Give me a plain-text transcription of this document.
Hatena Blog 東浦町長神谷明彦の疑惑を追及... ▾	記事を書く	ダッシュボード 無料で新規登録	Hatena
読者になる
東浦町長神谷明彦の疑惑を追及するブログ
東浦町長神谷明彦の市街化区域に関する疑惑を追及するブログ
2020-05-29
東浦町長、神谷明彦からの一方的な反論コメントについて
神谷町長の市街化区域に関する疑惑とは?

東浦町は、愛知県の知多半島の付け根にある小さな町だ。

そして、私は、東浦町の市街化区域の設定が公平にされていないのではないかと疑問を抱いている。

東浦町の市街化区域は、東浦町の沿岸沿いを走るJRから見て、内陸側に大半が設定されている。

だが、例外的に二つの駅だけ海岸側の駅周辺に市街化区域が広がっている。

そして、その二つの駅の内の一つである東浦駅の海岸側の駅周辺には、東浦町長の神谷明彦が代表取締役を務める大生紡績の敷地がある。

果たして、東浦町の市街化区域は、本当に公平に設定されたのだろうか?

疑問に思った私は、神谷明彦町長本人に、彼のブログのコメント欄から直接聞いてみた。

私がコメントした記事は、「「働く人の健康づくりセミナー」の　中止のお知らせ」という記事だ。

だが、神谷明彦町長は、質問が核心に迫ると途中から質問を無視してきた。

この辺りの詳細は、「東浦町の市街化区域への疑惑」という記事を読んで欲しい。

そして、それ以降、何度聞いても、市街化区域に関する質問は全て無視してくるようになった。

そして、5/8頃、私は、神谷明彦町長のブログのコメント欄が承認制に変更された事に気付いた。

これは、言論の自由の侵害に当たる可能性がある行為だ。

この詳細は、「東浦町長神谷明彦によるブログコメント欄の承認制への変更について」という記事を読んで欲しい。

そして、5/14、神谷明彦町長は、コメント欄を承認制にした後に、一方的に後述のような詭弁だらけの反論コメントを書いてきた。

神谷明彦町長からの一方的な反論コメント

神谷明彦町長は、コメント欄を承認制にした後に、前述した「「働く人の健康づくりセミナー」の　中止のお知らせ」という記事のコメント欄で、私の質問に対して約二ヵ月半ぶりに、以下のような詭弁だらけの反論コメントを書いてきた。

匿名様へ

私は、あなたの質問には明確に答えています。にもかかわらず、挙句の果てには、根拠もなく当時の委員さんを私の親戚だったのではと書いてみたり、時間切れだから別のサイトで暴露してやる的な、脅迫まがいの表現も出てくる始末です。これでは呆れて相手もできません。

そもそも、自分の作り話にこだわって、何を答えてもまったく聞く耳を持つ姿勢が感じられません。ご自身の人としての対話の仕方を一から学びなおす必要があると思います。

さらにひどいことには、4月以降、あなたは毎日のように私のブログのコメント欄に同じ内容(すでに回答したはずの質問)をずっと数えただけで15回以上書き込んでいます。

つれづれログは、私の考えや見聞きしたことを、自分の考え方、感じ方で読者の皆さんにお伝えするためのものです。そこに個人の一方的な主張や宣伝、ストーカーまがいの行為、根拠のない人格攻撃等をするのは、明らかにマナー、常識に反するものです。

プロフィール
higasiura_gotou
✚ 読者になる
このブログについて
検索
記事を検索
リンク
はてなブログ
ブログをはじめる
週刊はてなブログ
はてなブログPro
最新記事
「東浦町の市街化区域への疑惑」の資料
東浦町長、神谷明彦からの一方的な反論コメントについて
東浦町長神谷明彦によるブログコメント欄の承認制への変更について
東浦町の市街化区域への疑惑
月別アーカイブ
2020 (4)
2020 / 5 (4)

● **GIVEN TASK**:
Establish how many lines of the material above hold the word "東浦町の市街化区域への疑惑". Nothing but the count should be returned.

● **WRITTEN SOLUTION**:
3